Exercise directions: Copy every item below line for line without changing anything, and leave out the pictures.

Element location listings:
## BEGIN

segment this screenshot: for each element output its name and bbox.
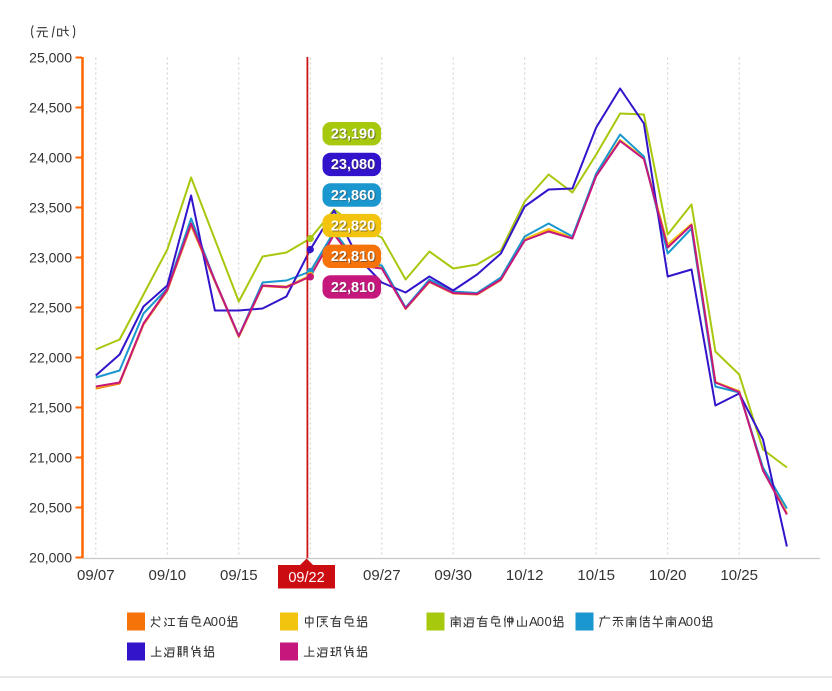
svg-text:10/20: 10/20 [649, 567, 687, 584]
svg-text:22,860: 22,860 [332, 189, 376, 205]
svg-text:23,000: 23,000 [29, 250, 72, 266]
svg-text:20,500: 20,500 [29, 500, 72, 516]
svg-text:0: 0 [219, 614, 226, 629]
svg-text:0: 0 [211, 614, 218, 629]
svg-text:0: 0 [545, 614, 552, 629]
svg-text:22,000: 22,000 [29, 350, 72, 366]
svg-text:22,810: 22,810 [332, 250, 376, 266]
svg-text:10/12: 10/12 [506, 567, 544, 584]
svg-text:22,810: 22,810 [331, 280, 375, 296]
svg-text:09/27: 09/27 [363, 567, 401, 584]
svg-text:09/10: 09/10 [149, 567, 187, 584]
svg-text:10/25: 10/25 [720, 567, 758, 584]
svg-text:A: A [203, 614, 212, 629]
svg-text:21,000: 21,000 [29, 450, 72, 466]
svg-text:25,000: 25,000 [29, 50, 72, 66]
svg-text:A: A [678, 614, 687, 629]
svg-text:09/07: 09/07 [77, 567, 115, 584]
svg-text:10/15: 10/15 [577, 567, 615, 584]
svg-text:A: A [529, 614, 538, 629]
svg-text:20,000: 20,000 [29, 550, 72, 566]
svg-text:22,500: 22,500 [29, 300, 72, 316]
svg-text:22,860: 22,860 [331, 188, 375, 204]
svg-text:23,190: 23,190 [331, 127, 375, 143]
svg-text:23,080: 23,080 [331, 157, 375, 173]
svg-text:22,820: 22,820 [331, 219, 375, 235]
svg-text:24,000: 24,000 [29, 150, 72, 166]
svg-text:0: 0 [686, 614, 693, 629]
svg-text:23,190: 23,190 [332, 127, 376, 143]
svg-text:21,500: 21,500 [29, 400, 72, 416]
svg-text:09/22: 09/22 [288, 570, 324, 586]
svg-text:09/15: 09/15 [220, 567, 258, 584]
svg-text:23,080: 23,080 [332, 158, 376, 174]
svg-text:22,820: 22,820 [332, 219, 376, 235]
svg-text:0: 0 [694, 614, 701, 629]
svg-text:24,500: 24,500 [29, 100, 72, 116]
svg-text:0: 0 [537, 614, 544, 629]
svg-text:22,810: 22,810 [332, 281, 376, 297]
svg-text:23,500: 23,500 [29, 200, 72, 216]
svg-text:09/30: 09/30 [434, 567, 472, 584]
svg-text:22,810: 22,810 [331, 249, 375, 265]
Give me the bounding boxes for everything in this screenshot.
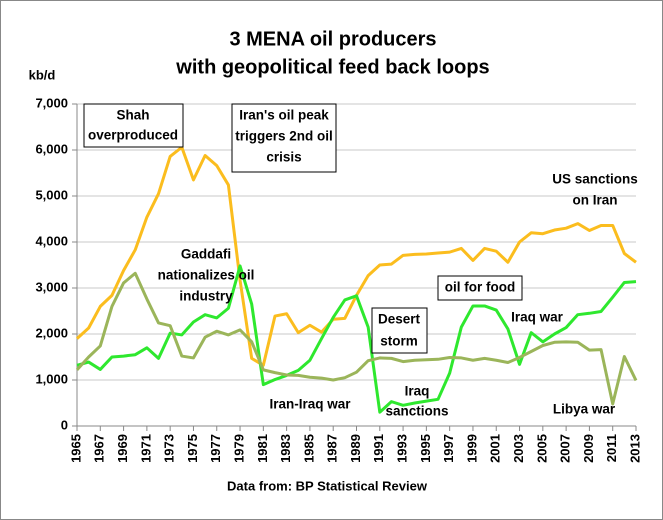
annotation: Libya war [553,402,616,417]
x-tick-label: 2011 [604,434,619,462]
x-tick-label: 1977 [208,434,223,463]
y-tick-label: 2,000 [35,325,68,340]
x-tick-label: 1997 [441,434,456,463]
annotation: Iraq [405,384,430,399]
annotation: nationalizes oil [158,268,255,283]
annotation-box [231,103,337,173]
y-tick-label: 5,000 [35,187,68,202]
source-note: Data from: BP Statistical Review [227,478,428,493]
x-tick-label: 1981 [255,434,270,463]
series-line [76,264,637,414]
x-tick-label: 2009 [581,434,596,463]
series-line [75,271,638,406]
x-tick-label: 1985 [301,434,316,463]
y-tick-label: 3,000 [35,279,68,294]
x-tick-label: 2013 [627,434,642,463]
x-tick-label: 1987 [325,434,340,463]
annotation: crisis [266,150,301,165]
chart-title: 3 MENA oil producers [229,28,436,50]
annotation: storm [380,334,418,349]
annotation: Shah [116,108,149,123]
y-tick-label: 0 [61,417,68,432]
x-tick-label: 1995 [418,434,433,463]
annotation: overproduced [88,128,178,143]
x-tick-label: 1967 [92,434,107,463]
annotation: triggers 2nd oil [235,129,333,144]
y-tick-label: 7,000 [35,95,68,110]
x-tick-label: 1971 [138,434,153,463]
x-tick-label: 2005 [534,434,549,463]
annotation: US sanctions [552,172,638,187]
x-tick-label: 2007 [558,434,573,463]
annotation: industry [179,289,233,304]
x-tick-label: 1973 [162,434,177,463]
x-tick-label: 1983 [278,434,293,463]
annotation: Iran's oil peak [239,108,329,123]
chart-title: with geopolitical feed back loops [175,56,489,78]
x-tick-label: 1979 [231,434,246,463]
x-tick-label: 1975 [185,434,200,463]
annotation: Iraq war [511,310,564,325]
y-tick-label: 6,000 [35,141,68,156]
annotation: Iran-Iraq war [269,397,351,412]
x-tick-label: 2003 [511,434,526,463]
annotation: Gaddafi [181,247,231,262]
x-tick-label: 1969 [115,434,130,463]
annotation: sanctions [385,404,448,419]
annotation: on Iran [572,193,617,208]
y-tick-label: 1,000 [35,371,68,386]
x-tick-label: 2001 [488,434,503,463]
annotation-box [437,275,523,301]
annotation: Desert [378,312,421,327]
x-tick-label: 1999 [464,434,479,463]
annotation-box [83,103,184,148]
annotation: oil for food [445,280,515,295]
x-tick-label: 1989 [348,434,363,463]
annotation-box [371,307,428,354]
y-tick-label: 4,000 [35,233,68,248]
x-tick-label: 1965 [68,434,83,463]
x-tick-label: 1991 [371,434,386,463]
x-tick-label: 1993 [395,434,410,463]
y-axis-label: kb/d [29,67,56,82]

## END

Solution to this problem:
segment this screenshot: for each element output its name and bbox.
svg-text:10/20: 10/20 [649, 567, 687, 584]
svg-text:22,860: 22,860 [332, 189, 376, 205]
svg-text:23,000: 23,000 [29, 250, 72, 266]
svg-text:20,500: 20,500 [29, 500, 72, 516]
svg-text:0: 0 [219, 614, 226, 629]
svg-text:0: 0 [211, 614, 218, 629]
svg-text:0: 0 [545, 614, 552, 629]
svg-text:22,000: 22,000 [29, 350, 72, 366]
svg-text:22,810: 22,810 [332, 250, 376, 266]
svg-text:10/12: 10/12 [506, 567, 544, 584]
svg-text:22,810: 22,810 [331, 280, 375, 296]
svg-text:09/27: 09/27 [363, 567, 401, 584]
svg-text:09/10: 09/10 [149, 567, 187, 584]
svg-text:10/25: 10/25 [720, 567, 758, 584]
svg-text:A: A [203, 614, 212, 629]
svg-text:21,000: 21,000 [29, 450, 72, 466]
svg-text:25,000: 25,000 [29, 50, 72, 66]
svg-text:A: A [678, 614, 687, 629]
svg-text:09/07: 09/07 [77, 567, 115, 584]
svg-text:10/15: 10/15 [577, 567, 615, 584]
svg-text:A: A [529, 614, 538, 629]
svg-text:20,000: 20,000 [29, 550, 72, 566]
svg-text:22,500: 22,500 [29, 300, 72, 316]
svg-text:22,860: 22,860 [331, 188, 375, 204]
svg-text:23,190: 23,190 [331, 127, 375, 143]
svg-text:23,080: 23,080 [331, 157, 375, 173]
svg-text:22,820: 22,820 [331, 219, 375, 235]
svg-text:24,000: 24,000 [29, 150, 72, 166]
svg-text:0: 0 [686, 614, 693, 629]
svg-text:23,190: 23,190 [332, 127, 376, 143]
svg-text:21,500: 21,500 [29, 400, 72, 416]
svg-text:09/22: 09/22 [288, 570, 324, 586]
svg-text:09/15: 09/15 [220, 567, 258, 584]
svg-text:23,080: 23,080 [332, 158, 376, 174]
svg-text:22,820: 22,820 [332, 219, 376, 235]
svg-text:0: 0 [694, 614, 701, 629]
svg-text:24,500: 24,500 [29, 100, 72, 116]
svg-text:0: 0 [537, 614, 544, 629]
svg-text:22,810: 22,810 [332, 281, 376, 297]
svg-text:23,500: 23,500 [29, 200, 72, 216]
svg-text:09/30: 09/30 [434, 567, 472, 584]
svg-text:22,810: 22,810 [331, 249, 375, 265]
Give me the bounding boxes for everything in this screenshot.
annotation: Libya war [553,402,616,417]
x-tick-label: 2011 [604,434,619,462]
x-tick-label: 1977 [208,434,223,463]
y-tick-label: 2,000 [35,325,68,340]
x-tick-label: 1997 [441,434,456,463]
annotation: Iraq [405,384,430,399]
annotation: nationalizes oil [158,268,255,283]
annotation-box [231,103,337,173]
y-tick-label: 5,000 [35,187,68,202]
source-note: Data from: BP Statistical Review [227,478,428,493]
x-tick-label: 1981 [255,434,270,463]
series-line [76,264,637,414]
x-tick-label: 2009 [581,434,596,463]
series-line [75,271,638,406]
x-tick-label: 1985 [301,434,316,463]
y-tick-label: 3,000 [35,279,68,294]
x-tick-label: 2013 [627,434,642,463]
x-tick-label: 1987 [325,434,340,463]
annotation: crisis [266,150,301,165]
chart-title: 3 MENA oil producers [229,28,436,50]
annotation: storm [380,334,418,349]
annotation: Shah [116,108,149,123]
y-tick-label: 0 [61,417,68,432]
x-tick-label: 1995 [418,434,433,463]
annotation: overproduced [88,128,178,143]
x-tick-label: 1967 [92,434,107,463]
annotation: triggers 2nd oil [235,129,333,144]
y-tick-label: 7,000 [35,95,68,110]
x-tick-label: 1971 [138,434,153,463]
x-tick-label: 2005 [534,434,549,463]
annotation: US sanctions [552,172,638,187]
x-tick-label: 2007 [558,434,573,463]
annotation: industry [179,289,233,304]
x-tick-label: 1973 [162,434,177,463]
x-tick-label: 1983 [278,434,293,463]
annotation: Iran's oil peak [239,108,329,123]
chart-title: with geopolitical feed back loops [175,56,489,78]
x-tick-label: 1979 [231,434,246,463]
x-tick-label: 1975 [185,434,200,463]
annotation: Iraq war [511,310,564,325]
y-tick-label: 6,000 [35,141,68,156]
annotation: Iran-Iraq war [269,397,351,412]
x-tick-label: 2003 [511,434,526,463]
annotation: Gaddafi [181,247,231,262]
x-tick-label: 1969 [115,434,130,463]
annotation: sanctions [385,404,448,419]
annotation: on Iran [572,193,617,208]
y-tick-label: 1,000 [35,371,68,386]
x-tick-label: 2001 [488,434,503,463]
annotation-box [437,275,523,301]
annotation: Desert [378,312,421,327]
x-tick-label: 1999 [464,434,479,463]
annotation-box [83,103,184,148]
annotation: oil for food [445,280,515,295]
x-tick-label: 1989 [348,434,363,463]
annotation-box [371,307,428,354]
y-tick-label: 4,000 [35,233,68,248]
x-tick-label: 1965 [68,434,83,463]
x-tick-label: 1991 [371,434,386,463]
x-tick-label: 1993 [395,434,410,463]
y-axis-label: kb/d [29,67,56,82]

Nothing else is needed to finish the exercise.